### Task prompt
Extract each line of the material that follows exactly and omit its pictures.

== Dataset records ==

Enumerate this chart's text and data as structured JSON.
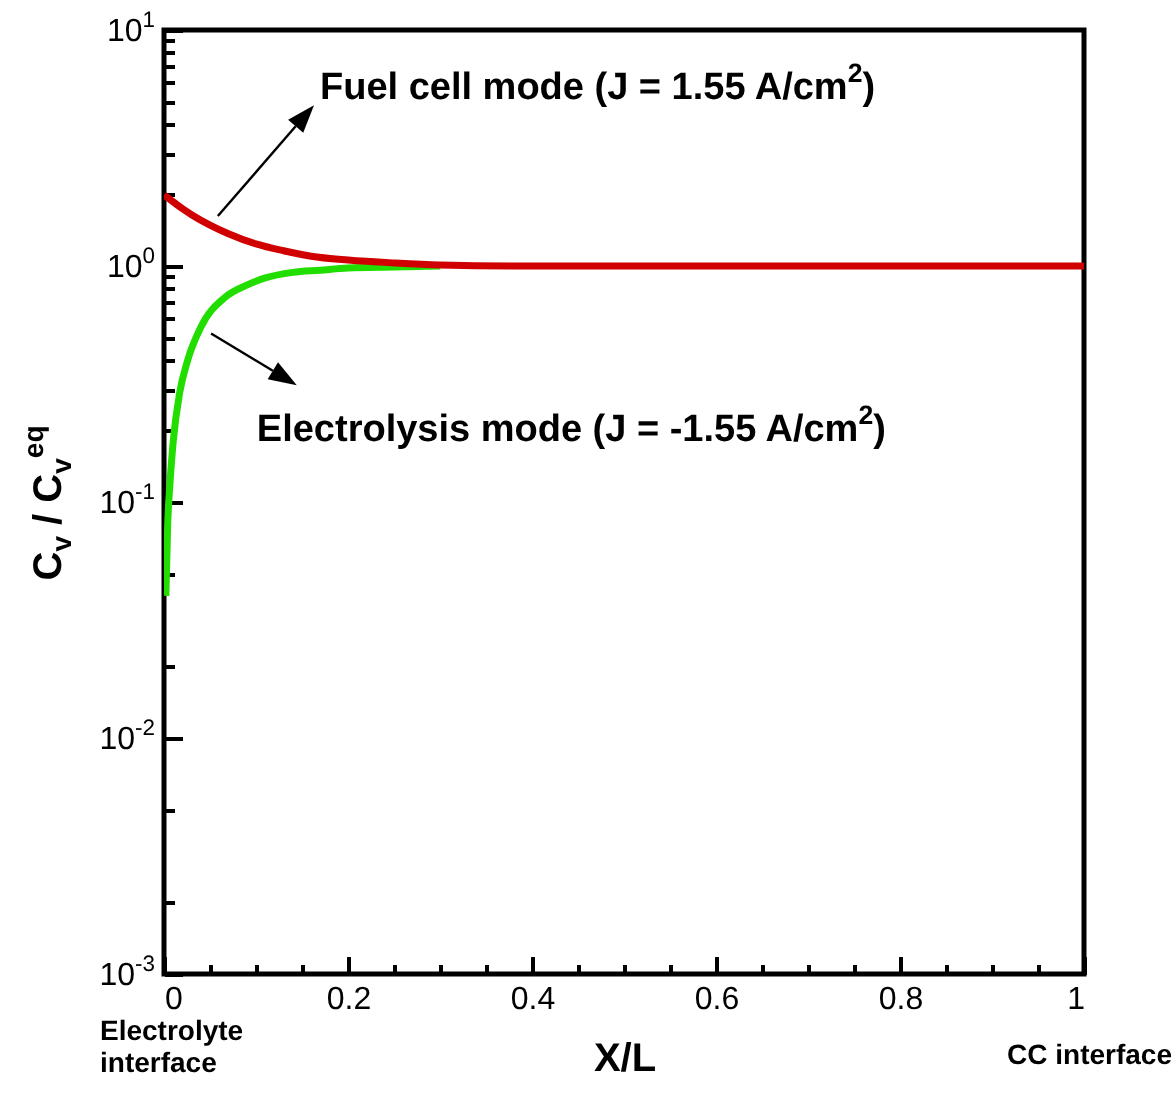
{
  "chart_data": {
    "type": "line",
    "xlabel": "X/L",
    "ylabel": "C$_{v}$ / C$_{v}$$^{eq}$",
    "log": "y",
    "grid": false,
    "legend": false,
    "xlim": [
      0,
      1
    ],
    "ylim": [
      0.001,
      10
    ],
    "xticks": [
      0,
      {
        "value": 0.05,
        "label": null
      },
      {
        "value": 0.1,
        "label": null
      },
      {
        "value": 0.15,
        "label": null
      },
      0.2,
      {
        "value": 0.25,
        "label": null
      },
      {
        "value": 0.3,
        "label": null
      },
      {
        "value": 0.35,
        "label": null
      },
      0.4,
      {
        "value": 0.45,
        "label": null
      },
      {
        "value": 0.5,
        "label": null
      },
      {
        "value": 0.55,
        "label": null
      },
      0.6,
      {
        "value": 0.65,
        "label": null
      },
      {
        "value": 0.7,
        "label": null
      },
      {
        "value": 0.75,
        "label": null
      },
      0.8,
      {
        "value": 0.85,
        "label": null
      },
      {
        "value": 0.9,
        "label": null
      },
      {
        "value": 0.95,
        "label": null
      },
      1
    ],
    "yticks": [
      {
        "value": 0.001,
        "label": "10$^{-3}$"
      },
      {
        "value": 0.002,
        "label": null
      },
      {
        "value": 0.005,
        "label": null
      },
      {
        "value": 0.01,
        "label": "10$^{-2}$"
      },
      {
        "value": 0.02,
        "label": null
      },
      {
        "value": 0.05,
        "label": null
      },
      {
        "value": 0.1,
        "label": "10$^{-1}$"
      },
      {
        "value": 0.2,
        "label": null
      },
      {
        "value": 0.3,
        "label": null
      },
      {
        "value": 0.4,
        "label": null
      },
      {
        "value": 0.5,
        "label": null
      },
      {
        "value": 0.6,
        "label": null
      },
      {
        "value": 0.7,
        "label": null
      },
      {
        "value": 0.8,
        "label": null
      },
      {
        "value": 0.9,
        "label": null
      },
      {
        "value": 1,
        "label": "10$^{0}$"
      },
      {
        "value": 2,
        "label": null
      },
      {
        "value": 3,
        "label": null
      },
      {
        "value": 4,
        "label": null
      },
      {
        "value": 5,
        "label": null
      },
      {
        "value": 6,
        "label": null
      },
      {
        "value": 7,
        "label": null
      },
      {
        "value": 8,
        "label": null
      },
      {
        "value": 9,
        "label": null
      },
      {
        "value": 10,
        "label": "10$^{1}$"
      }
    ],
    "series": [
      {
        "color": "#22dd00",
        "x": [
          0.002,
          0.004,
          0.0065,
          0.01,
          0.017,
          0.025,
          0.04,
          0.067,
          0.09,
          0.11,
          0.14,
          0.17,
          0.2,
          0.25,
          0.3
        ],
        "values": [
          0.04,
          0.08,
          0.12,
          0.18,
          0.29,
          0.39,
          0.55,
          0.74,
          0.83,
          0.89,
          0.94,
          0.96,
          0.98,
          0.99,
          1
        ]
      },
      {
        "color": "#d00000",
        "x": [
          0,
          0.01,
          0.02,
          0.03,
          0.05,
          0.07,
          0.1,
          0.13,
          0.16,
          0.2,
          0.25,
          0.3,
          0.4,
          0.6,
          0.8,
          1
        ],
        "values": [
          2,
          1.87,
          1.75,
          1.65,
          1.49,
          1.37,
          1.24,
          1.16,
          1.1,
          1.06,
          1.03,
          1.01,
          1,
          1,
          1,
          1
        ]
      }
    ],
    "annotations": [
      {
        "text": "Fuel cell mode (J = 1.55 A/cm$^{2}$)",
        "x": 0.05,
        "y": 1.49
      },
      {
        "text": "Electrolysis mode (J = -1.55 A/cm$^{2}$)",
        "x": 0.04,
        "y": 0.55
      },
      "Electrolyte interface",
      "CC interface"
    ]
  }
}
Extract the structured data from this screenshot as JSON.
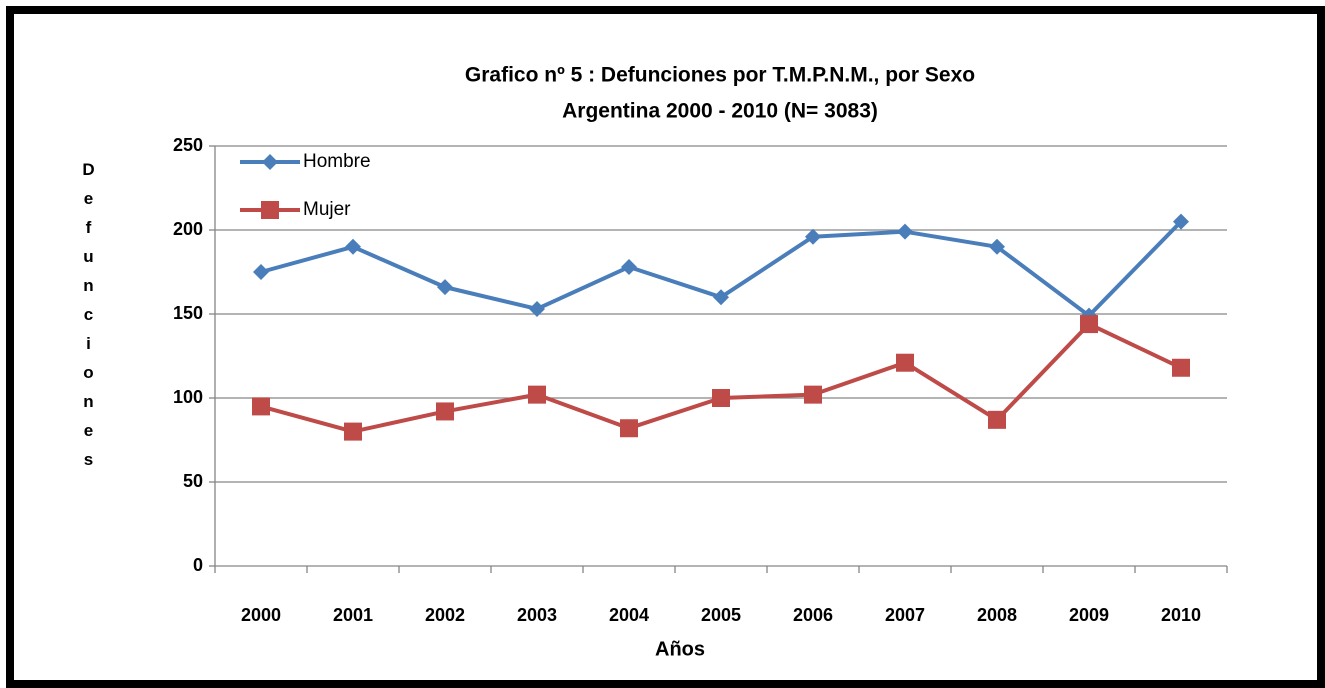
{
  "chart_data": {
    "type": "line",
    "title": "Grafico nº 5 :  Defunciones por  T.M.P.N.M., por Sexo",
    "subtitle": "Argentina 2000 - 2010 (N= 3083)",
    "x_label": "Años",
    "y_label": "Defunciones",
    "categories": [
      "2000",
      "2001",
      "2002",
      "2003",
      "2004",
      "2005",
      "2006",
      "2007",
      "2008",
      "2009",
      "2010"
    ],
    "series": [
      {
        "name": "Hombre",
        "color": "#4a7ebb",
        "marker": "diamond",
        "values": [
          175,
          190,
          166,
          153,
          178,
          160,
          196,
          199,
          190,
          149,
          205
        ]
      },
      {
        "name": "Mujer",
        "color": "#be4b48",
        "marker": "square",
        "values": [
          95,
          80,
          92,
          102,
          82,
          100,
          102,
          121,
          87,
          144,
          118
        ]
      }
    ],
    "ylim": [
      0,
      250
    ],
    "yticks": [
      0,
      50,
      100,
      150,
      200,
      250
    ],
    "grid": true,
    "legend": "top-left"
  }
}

===

### Task answer
Enumerate this chart's text and data as structured JSON.
{
  "chart_data": {
    "type": "line",
    "xlabel": "X/L",
    "ylabel": "C$_{v}$ / C$_{v}$$^{eq}$",
    "log": "y",
    "grid": false,
    "legend": false,
    "xlim": [
      0,
      1
    ],
    "ylim": [
      0.001,
      10
    ],
    "xticks": [
      0,
      {
        "value": 0.05,
        "label": null
      },
      {
        "value": 0.1,
        "label": null
      },
      {
        "value": 0.15,
        "label": null
      },
      0.2,
      {
        "value": 0.25,
        "label": null
      },
      {
        "value": 0.3,
        "label": null
      },
      {
        "value": 0.35,
        "label": null
      },
      0.4,
      {
        "value": 0.45,
        "label": null
      },
      {
        "value": 0.5,
        "label": null
      },
      {
        "value": 0.55,
        "label": null
      },
      0.6,
      {
        "value": 0.65,
        "label": null
      },
      {
        "value": 0.7,
        "label": null
      },
      {
        "value": 0.75,
        "label": null
      },
      0.8,
      {
        "value": 0.85,
        "label": null
      },
      {
        "value": 0.9,
        "label": null
      },
      {
        "value": 0.95,
        "label": null
      },
      1
    ],
    "yticks": [
      {
        "value": 0.001,
        "label": "10$^{-3}$"
      },
      {
        "value": 0.002,
        "label": null
      },
      {
        "value": 0.005,
        "label": null
      },
      {
        "value": 0.01,
        "label": "10$^{-2}$"
      },
      {
        "value": 0.02,
        "label": null
      },
      {
        "value": 0.05,
        "label": null
      },
      {
        "value": 0.1,
        "label": "10$^{-1}$"
      },
      {
        "value": 0.2,
        "label": null
      },
      {
        "value": 0.3,
        "label": null
      },
      {
        "value": 0.4,
        "label": null
      },
      {
        "value": 0.5,
        "label": null
      },
      {
        "value": 0.6,
        "label": null
      },
      {
        "value": 0.7,
        "label": null
      },
      {
        "value": 0.8,
        "label": null
      },
      {
        "value": 0.9,
        "label": null
      },
      {
        "value": 1,
        "label": "10$^{0}$"
      },
      {
        "value": 2,
        "label": null
      },
      {
        "value": 3,
        "label": null
      },
      {
        "value": 4,
        "label": null
      },
      {
        "value": 5,
        "label": null
      },
      {
        "value": 6,
        "label": null
      },
      {
        "value": 7,
        "label": null
      },
      {
        "value": 8,
        "label": null
      },
      {
        "value": 9,
        "label": null
      },
      {
        "value": 10,
        "label": "10$^{1}$"
      }
    ],
    "series": [
      {
        "color": "#22dd00",
        "x": [
          0.002,
          0.004,
          0.0065,
          0.01,
          0.017,
          0.025,
          0.04,
          0.067,
          0.09,
          0.11,
          0.14,
          0.17,
          0.2,
          0.25,
          0.3
        ],
        "values": [
          0.04,
          0.08,
          0.12,
          0.18,
          0.29,
          0.39,
          0.55,
          0.74,
          0.83,
          0.89,
          0.94,
          0.96,
          0.98,
          0.99,
          1
        ]
      },
      {
        "color": "#d00000",
        "x": [
          0,
          0.01,
          0.02,
          0.03,
          0.05,
          0.07,
          0.1,
          0.13,
          0.16,
          0.2,
          0.25,
          0.3,
          0.4,
          0.6,
          0.8,
          1
        ],
        "values": [
          2,
          1.87,
          1.75,
          1.65,
          1.49,
          1.37,
          1.24,
          1.16,
          1.1,
          1.06,
          1.03,
          1.01,
          1,
          1,
          1,
          1
        ]
      }
    ],
    "annotations": [
      {
        "text": "Fuel cell mode (J = 1.55 A/cm$^{2}$)",
        "x": 0.05,
        "y": 1.49
      },
      {
        "text": "Electrolysis mode (J = -1.55 A/cm$^{2}$)",
        "x": 0.04,
        "y": 0.55
      },
      "Electrolyte interface",
      "CC interface"
    ]
  }
}
Extract the structured data from this screenshot as JSON.
{
  "chart_data": {
    "type": "line",
    "title": "Grafico nº 5 :  Defunciones por  T.M.P.N.M., por Sexo",
    "subtitle": "Argentina 2000 - 2010 (N= 3083)",
    "x_label": "Años",
    "y_label": "Defunciones",
    "categories": [
      "2000",
      "2001",
      "2002",
      "2003",
      "2004",
      "2005",
      "2006",
      "2007",
      "2008",
      "2009",
      "2010"
    ],
    "series": [
      {
        "name": "Hombre",
        "color": "#4a7ebb",
        "marker": "diamond",
        "values": [
          175,
          190,
          166,
          153,
          178,
          160,
          196,
          199,
          190,
          149,
          205
        ]
      },
      {
        "name": "Mujer",
        "color": "#be4b48",
        "marker": "square",
        "values": [
          95,
          80,
          92,
          102,
          82,
          100,
          102,
          121,
          87,
          144,
          118
        ]
      }
    ],
    "ylim": [
      0,
      250
    ],
    "yticks": [
      0,
      50,
      100,
      150,
      200,
      250
    ],
    "grid": true,
    "legend": "top-left"
  }
}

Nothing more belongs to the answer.